DATA EXCERPTS:
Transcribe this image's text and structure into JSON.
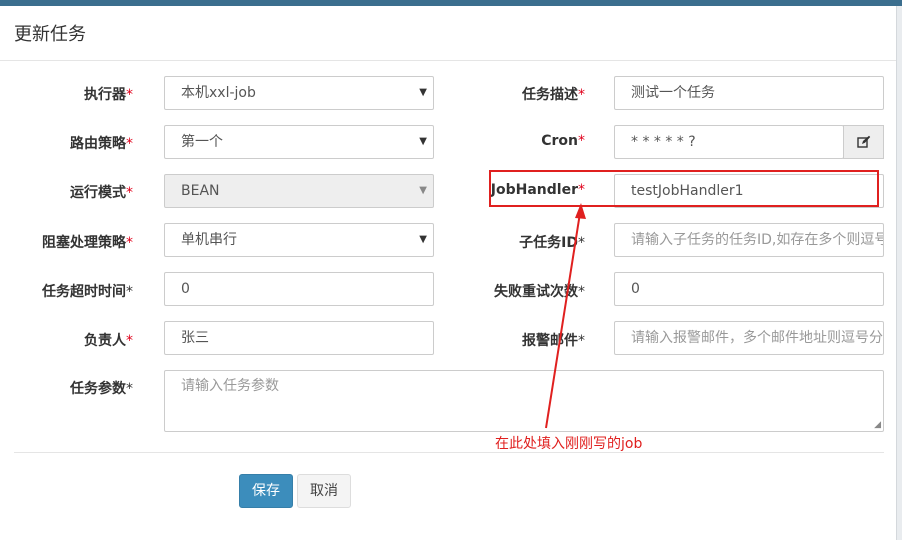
{
  "modal": {
    "title": "更新任务"
  },
  "required_mark": "*",
  "fields": {
    "executor": {
      "label": "执行器",
      "value": "本机xxl-job"
    },
    "task_desc": {
      "label": "任务描述",
      "value": "测试一个任务"
    },
    "route_strategy": {
      "label": "路由策略",
      "value": "第一个"
    },
    "cron": {
      "label": "Cron",
      "value": "* * * * * ?"
    },
    "run_mode": {
      "label": "运行模式",
      "value": "BEAN"
    },
    "job_handler": {
      "label": "JobHandler",
      "value": "testJobHandler1"
    },
    "block_strategy": {
      "label": "阻塞处理策略",
      "value": "单机串行"
    },
    "child_job_id": {
      "label": "子任务ID",
      "placeholder": "请输入子任务的任务ID,如存在多个则逗号分隔"
    },
    "timeout": {
      "label": "任务超时时间",
      "value": "0"
    },
    "fail_retry": {
      "label": "失败重试次数",
      "value": "0"
    },
    "author": {
      "label": "负责人",
      "value": "张三"
    },
    "alarm_email": {
      "label": "报警邮件",
      "placeholder": "请输入报警邮件，多个邮件地址则逗号分隔"
    },
    "params": {
      "label": "任务参数",
      "placeholder": "请输入任务参数"
    }
  },
  "buttons": {
    "save": "保存",
    "cancel": "取消"
  },
  "annotation": {
    "text": "在此处填入刚刚写的job"
  },
  "icons": {
    "cron_edit": "edit-icon",
    "select_arrow": "caret-down-icon"
  },
  "colors": {
    "primary": "#3c8dbc",
    "annotation": "#e0201f",
    "topbar": "#3b6e8e"
  }
}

WORK TO COMPLETE:
Read through the entries and copy each line in which "value" appears.

SOLVED PROBLEM:
      "value": "本机xxl-job"
      "value": "测试一个任务"
      "value": "第一个"
      "value": "* * * * * ?"
      "value": "BEAN"
      "value": "testJobHandler1"
      "value": "单机串行"
      "value": "0"
      "value": "0"
      "value": "张三"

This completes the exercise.